DIRECTIONS:
Gather every line holding the string "Voting".

EXTRACTED DATA:
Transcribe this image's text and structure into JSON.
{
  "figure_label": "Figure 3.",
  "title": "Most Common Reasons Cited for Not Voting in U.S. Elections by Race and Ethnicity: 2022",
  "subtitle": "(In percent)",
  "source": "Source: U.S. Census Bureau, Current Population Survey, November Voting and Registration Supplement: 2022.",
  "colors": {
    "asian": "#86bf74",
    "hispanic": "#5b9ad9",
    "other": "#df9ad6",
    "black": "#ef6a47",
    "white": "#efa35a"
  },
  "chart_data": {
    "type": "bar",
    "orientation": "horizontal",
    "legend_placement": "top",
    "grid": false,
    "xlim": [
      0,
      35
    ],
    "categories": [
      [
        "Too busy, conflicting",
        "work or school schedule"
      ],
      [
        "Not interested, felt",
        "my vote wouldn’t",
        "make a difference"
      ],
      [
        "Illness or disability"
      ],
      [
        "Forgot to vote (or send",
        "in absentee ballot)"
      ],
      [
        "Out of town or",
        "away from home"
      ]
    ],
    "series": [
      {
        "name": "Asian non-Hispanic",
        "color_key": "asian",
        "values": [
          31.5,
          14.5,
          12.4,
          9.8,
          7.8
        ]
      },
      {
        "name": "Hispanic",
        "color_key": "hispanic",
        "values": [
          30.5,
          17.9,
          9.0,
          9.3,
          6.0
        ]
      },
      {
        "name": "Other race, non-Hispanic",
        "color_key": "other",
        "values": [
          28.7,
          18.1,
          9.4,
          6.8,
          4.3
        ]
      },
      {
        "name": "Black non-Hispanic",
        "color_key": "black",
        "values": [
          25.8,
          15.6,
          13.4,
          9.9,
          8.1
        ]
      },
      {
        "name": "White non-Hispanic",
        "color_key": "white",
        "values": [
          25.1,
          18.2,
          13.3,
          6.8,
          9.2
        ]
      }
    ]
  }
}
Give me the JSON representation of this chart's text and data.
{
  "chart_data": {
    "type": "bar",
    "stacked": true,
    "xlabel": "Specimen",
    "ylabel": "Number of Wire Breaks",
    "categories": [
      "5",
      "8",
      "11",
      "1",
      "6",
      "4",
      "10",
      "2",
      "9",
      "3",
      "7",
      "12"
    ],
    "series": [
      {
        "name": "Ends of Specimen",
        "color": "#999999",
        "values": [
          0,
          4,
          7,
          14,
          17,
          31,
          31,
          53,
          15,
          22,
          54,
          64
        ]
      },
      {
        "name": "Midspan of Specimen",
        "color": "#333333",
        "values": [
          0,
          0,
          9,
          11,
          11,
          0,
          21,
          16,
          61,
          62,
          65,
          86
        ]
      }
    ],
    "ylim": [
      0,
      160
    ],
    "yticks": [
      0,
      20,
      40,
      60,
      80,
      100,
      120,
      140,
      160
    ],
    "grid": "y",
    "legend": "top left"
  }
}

--

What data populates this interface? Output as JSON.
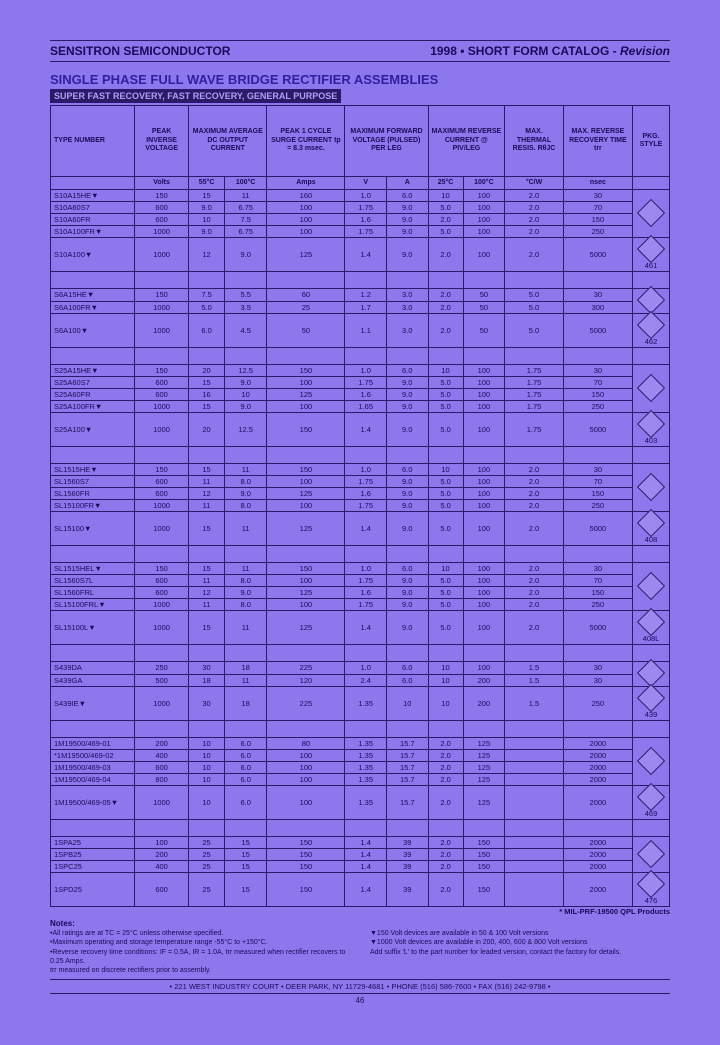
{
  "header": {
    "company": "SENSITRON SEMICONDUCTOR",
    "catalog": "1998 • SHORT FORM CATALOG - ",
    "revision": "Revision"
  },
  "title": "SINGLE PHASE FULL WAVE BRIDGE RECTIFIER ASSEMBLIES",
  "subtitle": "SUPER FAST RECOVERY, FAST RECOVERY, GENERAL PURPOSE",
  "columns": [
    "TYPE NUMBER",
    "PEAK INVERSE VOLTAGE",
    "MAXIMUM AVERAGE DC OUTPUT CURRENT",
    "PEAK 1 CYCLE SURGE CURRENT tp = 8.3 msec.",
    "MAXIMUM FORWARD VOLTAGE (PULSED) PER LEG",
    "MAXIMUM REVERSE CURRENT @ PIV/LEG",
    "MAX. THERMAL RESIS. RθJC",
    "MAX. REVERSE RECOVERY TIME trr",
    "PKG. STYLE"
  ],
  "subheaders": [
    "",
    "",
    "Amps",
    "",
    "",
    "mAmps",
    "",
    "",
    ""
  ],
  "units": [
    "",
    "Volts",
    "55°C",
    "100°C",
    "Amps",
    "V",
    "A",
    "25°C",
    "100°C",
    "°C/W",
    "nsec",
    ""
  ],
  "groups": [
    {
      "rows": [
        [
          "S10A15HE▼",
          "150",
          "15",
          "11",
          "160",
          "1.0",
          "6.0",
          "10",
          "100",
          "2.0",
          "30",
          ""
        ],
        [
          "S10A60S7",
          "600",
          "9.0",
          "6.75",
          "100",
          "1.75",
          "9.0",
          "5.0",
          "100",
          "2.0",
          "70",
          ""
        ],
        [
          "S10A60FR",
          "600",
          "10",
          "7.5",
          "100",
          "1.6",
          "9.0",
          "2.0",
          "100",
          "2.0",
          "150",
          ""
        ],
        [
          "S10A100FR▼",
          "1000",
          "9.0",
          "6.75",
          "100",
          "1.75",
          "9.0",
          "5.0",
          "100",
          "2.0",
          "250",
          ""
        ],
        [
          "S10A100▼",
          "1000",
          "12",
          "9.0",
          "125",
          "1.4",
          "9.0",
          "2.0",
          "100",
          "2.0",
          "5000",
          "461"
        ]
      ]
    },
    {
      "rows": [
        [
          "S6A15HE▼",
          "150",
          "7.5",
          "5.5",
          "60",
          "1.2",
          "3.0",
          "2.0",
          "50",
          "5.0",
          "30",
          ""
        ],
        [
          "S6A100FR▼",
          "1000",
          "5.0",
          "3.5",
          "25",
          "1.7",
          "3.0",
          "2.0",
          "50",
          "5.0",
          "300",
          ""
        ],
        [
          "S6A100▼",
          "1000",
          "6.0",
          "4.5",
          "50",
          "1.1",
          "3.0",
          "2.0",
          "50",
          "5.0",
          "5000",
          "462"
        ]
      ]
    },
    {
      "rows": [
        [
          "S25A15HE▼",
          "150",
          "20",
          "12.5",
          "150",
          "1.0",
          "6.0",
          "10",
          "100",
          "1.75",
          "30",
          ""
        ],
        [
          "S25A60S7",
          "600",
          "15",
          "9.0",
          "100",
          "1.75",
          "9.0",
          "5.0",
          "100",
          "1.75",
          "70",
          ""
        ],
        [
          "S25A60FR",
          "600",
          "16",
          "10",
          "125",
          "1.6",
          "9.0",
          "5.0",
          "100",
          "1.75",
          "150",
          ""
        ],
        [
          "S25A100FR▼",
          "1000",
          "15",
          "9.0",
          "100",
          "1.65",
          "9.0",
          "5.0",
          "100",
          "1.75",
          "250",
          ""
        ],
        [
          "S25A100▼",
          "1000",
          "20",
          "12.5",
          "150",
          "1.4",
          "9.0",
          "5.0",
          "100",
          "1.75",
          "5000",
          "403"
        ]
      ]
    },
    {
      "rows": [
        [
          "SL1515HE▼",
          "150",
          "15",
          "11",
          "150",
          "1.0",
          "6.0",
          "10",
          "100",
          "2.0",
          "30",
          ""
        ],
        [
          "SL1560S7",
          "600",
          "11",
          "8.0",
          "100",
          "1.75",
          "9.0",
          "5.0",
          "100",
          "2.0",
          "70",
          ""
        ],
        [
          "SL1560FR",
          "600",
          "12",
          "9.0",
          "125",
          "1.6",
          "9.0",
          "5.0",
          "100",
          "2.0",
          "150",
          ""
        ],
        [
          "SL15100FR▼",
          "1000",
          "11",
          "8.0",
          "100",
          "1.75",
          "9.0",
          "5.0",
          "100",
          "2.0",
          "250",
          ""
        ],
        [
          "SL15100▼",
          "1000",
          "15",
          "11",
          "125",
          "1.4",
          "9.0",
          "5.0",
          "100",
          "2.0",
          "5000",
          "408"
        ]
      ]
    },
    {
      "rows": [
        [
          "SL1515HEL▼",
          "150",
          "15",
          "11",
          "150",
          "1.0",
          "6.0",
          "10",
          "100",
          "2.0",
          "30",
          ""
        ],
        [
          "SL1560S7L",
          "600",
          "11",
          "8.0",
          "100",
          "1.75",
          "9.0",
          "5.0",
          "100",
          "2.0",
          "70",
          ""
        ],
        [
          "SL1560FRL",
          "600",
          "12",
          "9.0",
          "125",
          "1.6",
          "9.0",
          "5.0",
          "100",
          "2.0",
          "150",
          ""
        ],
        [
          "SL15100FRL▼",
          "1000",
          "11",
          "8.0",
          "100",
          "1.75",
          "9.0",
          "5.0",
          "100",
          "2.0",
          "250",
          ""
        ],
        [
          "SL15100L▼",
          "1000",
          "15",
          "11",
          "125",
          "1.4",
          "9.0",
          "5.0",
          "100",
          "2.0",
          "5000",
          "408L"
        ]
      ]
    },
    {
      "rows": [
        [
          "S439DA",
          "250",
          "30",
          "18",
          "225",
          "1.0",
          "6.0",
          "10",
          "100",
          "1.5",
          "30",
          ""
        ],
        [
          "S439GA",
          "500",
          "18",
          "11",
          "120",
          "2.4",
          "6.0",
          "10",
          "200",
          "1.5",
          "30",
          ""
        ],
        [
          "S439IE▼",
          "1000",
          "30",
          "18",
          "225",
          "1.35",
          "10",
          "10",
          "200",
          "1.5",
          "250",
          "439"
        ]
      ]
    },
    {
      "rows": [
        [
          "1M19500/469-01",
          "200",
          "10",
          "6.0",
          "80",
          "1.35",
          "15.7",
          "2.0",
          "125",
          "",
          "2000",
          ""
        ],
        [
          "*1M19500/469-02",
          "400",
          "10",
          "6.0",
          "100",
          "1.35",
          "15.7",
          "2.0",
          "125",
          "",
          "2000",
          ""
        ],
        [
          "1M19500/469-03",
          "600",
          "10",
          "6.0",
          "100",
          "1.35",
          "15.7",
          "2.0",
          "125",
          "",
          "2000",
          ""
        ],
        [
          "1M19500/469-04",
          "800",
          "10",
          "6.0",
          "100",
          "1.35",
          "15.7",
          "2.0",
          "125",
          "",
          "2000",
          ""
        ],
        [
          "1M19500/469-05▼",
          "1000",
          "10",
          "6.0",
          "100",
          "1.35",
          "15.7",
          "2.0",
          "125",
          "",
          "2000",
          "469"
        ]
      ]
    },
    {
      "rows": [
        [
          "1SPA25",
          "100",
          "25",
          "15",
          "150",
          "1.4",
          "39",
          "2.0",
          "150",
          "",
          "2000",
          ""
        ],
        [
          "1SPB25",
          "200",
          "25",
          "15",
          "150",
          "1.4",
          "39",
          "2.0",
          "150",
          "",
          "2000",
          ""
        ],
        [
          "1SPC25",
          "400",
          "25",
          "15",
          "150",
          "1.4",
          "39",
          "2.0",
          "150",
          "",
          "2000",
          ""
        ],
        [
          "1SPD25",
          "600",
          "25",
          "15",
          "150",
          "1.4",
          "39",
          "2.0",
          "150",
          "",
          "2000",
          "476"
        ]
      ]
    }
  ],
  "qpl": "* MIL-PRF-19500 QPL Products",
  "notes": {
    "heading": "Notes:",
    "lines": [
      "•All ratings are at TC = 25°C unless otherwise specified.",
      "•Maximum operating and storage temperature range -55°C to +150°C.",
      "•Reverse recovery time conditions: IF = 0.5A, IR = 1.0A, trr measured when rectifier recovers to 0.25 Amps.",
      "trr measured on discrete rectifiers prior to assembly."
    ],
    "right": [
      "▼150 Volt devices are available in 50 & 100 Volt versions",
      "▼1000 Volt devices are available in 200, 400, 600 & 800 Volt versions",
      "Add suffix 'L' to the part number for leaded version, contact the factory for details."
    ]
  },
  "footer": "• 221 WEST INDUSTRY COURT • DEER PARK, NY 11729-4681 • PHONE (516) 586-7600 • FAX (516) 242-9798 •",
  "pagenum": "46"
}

WRITTEN RESPONSE:
  "title": "Most Common Reasons Cited for Not Voting in U.S. Elections by Race and Ethnicity: 2022",
  "source": "Source: U.S. Census Bureau, Current Population Survey, November Voting and Registration Supplement: 2022.",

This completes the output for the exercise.